(Written request):
In the listing below, pick out lines with "data".

(Records for this exercise):
##########
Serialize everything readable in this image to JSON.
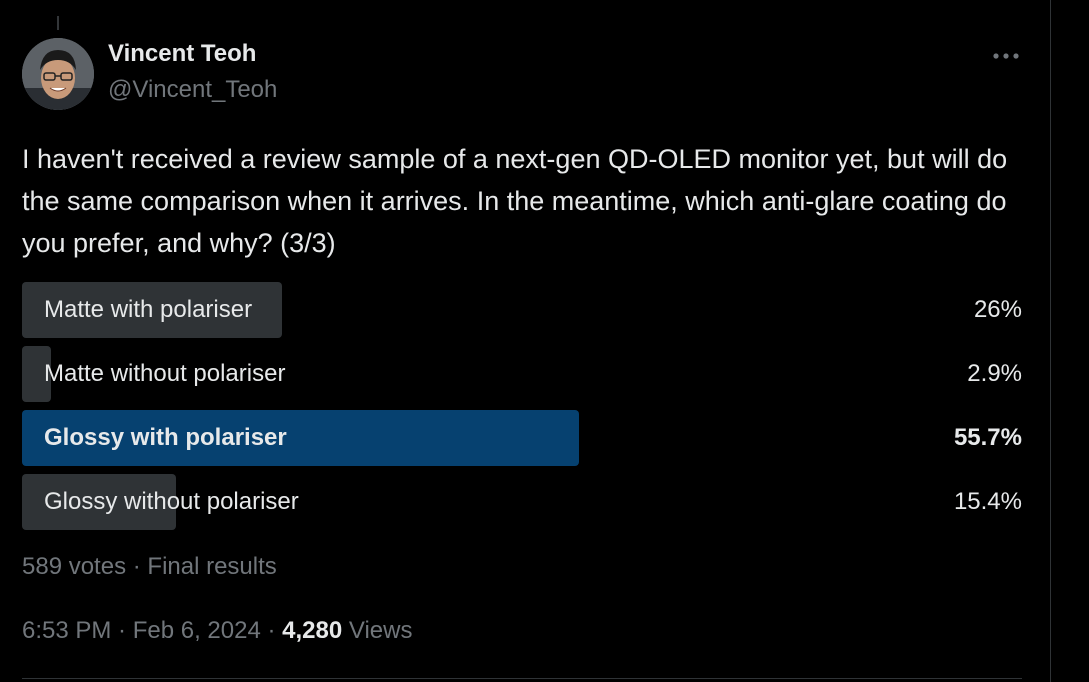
{
  "author": {
    "name": "Vincent Teoh",
    "handle": "@Vincent_Teoh"
  },
  "tweet": {
    "text": "I haven't received a review sample of a next-gen QD-OLED monitor yet, but will do the same comparison when it arrives. In the meantime, which anti-glare coating do you prefer, and why? (3/3)"
  },
  "poll": {
    "options": [
      {
        "label": "Matte with polariser",
        "percent_text": "26%",
        "percent": 26,
        "winner": false
      },
      {
        "label": "Matte without polariser",
        "percent_text": "2.9%",
        "percent": 2.9,
        "winner": false
      },
      {
        "label": "Glossy with polariser",
        "percent_text": "55.7%",
        "percent": 55.7,
        "winner": true
      },
      {
        "label": "Glossy without polariser",
        "percent_text": "15.4%",
        "percent": 15.4,
        "winner": false
      }
    ],
    "votes": "589 votes",
    "separator": " · ",
    "status": "Final results"
  },
  "meta": {
    "time": "6:53 PM",
    "date": "Feb 6, 2024",
    "views_count": "4,280",
    "views_label": "Views",
    "separator": " · "
  },
  "icons": {
    "more": "more-horizontal-icon"
  },
  "colors": {
    "background": "#000000",
    "text_primary": "#e7e9ea",
    "text_secondary": "#71767b",
    "bar_default": "#2f3336",
    "bar_winner": "#064170"
  }
}
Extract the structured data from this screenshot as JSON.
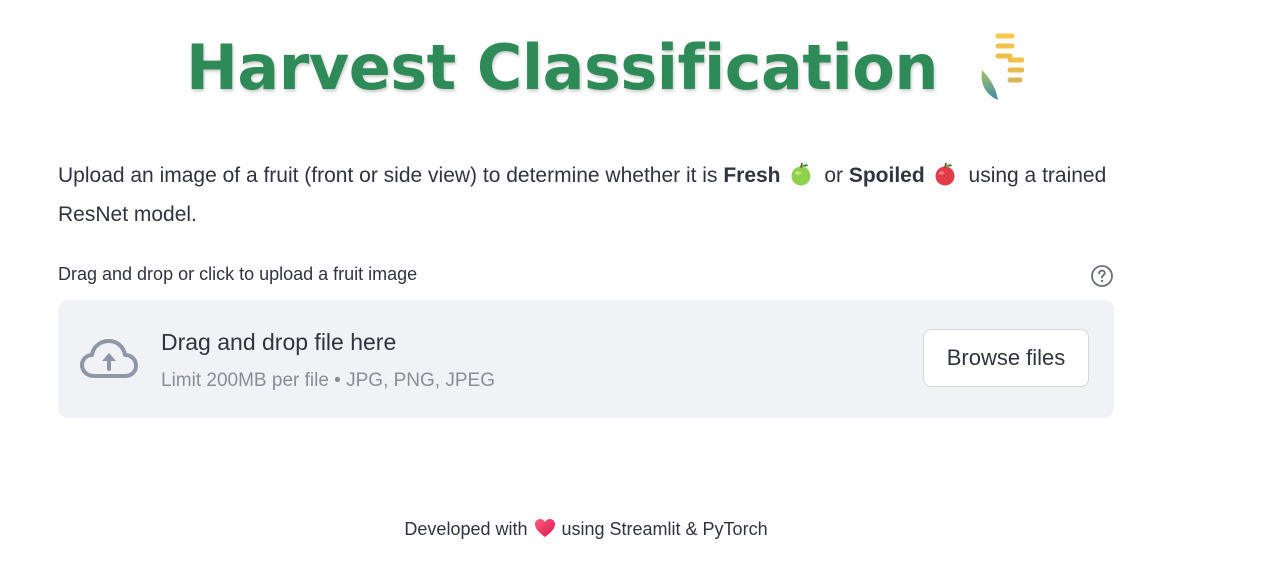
{
  "header": {
    "title": "Harvest Classification",
    "title_icon": "wheat-icon",
    "title_color": "#2e8b57"
  },
  "intro": {
    "text_before": "Upload an image of a fruit (front or side view) to determine whether it is ",
    "fresh_label": "Fresh",
    "fresh_icon": "green-apple-icon",
    "or_text": " or ",
    "spoiled_label": "Spoiled",
    "spoiled_icon": "red-apple-icon",
    "text_after": " using a trained ResNet model."
  },
  "uploader": {
    "label": "Drag and drop or click to upload a fruit image",
    "help_icon": "help-icon",
    "drop_title": "Drag and drop file here",
    "limit_text": "Limit 200MB per file • JPG, PNG, JPEG",
    "browse_label": "Browse files",
    "background": "#f0f2f6"
  },
  "footer": {
    "text_before": "Developed with",
    "heart_icon": "heart-icon",
    "text_after": "using Streamlit & PyTorch"
  }
}
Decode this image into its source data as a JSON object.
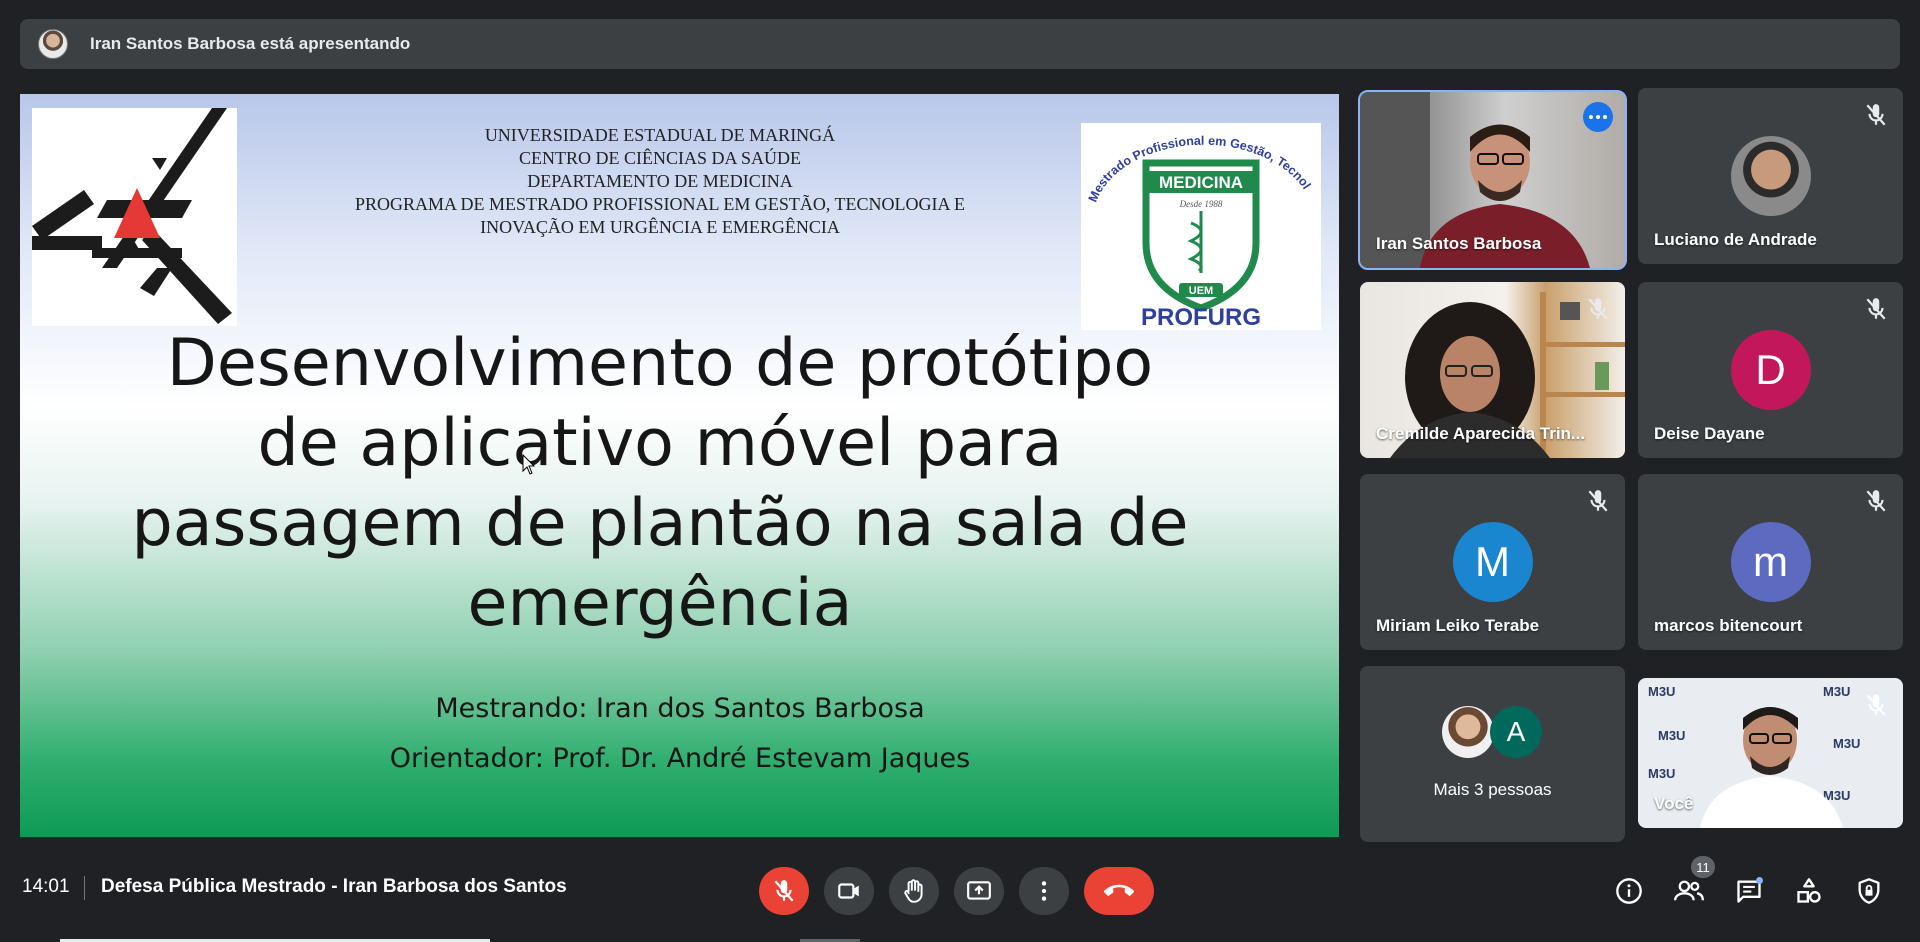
{
  "banner": {
    "text": "Iran Santos Barbosa está apresentando"
  },
  "slide": {
    "header_lines": [
      "UNIVERSIDADE ESTADUAL DE MARINGÁ",
      "CENTRO DE CIÊNCIAS DA SAÚDE",
      "DEPARTAMENTO DE MEDICINA",
      "PROGRAMA DE MESTRADO PROFISSIONAL EM GESTÃO, TECNOLOGIA E",
      "INOVAÇÃO EM URGÊNCIA E EMERGÊNCIA"
    ],
    "title_lines": [
      "Desenvolvimento de protótipo",
      "de aplicativo móvel para",
      "passagem de plantão na sala de",
      "emergência"
    ],
    "student": "Mestrando: Iran dos Santos Barbosa",
    "advisor": "Orientador: Prof. Dr. André Estevam Jaques",
    "logo": {
      "arc_text": "Mestrado Profissional em Gestão, Tecnologia e Inovação em Urgência e Emergência",
      "shield_title": "MEDICINA",
      "shield_year": "Desde 1988",
      "shield_uem": "UEM",
      "program": "PROFURG"
    }
  },
  "participants": [
    {
      "name": "Iran Santos Barbosa",
      "type": "video",
      "active": true
    },
    {
      "name": "Luciano de Andrade",
      "type": "photo",
      "muted": true
    },
    {
      "name": "Cremilde Aparecida Trin...",
      "type": "video",
      "muted": true
    },
    {
      "name": "Deise Dayane",
      "type": "initial",
      "initial": "D",
      "color": "#c2185b",
      "muted": true
    },
    {
      "name": "Miriam Leiko Terabe",
      "type": "initial",
      "initial": "M",
      "color": "#1a86d0",
      "muted": true
    },
    {
      "name": "marcos bitencourt",
      "type": "initial",
      "initial": "m",
      "color": "#5c6bc0",
      "muted": true
    },
    {
      "name": "Mais 3 pessoas",
      "type": "group",
      "group_initial": "A",
      "group_color": "#00695c"
    },
    {
      "name": "Você",
      "type": "video",
      "muted": true,
      "backdrop_text": "M3U"
    }
  ],
  "bottom_bar": {
    "time": "14:01",
    "meeting_title": "Defesa Pública Mestrado - Iran Barbosa dos Santos",
    "participant_count": "11",
    "colors": {
      "end_call": "#ea4335",
      "mic_off": "#ea4335",
      "control_bg": "#3c4043"
    }
  },
  "icons": [
    "mic-off-icon",
    "camera-icon",
    "raise-hand-icon",
    "present-icon",
    "more-options-icon",
    "end-call-icon",
    "info-icon",
    "people-icon",
    "chat-icon",
    "activities-icon",
    "host-controls-icon"
  ]
}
##########
(Task response):
Extract the structured data from this screenshot as JSON.
Decode this image into its source data as a JSON object.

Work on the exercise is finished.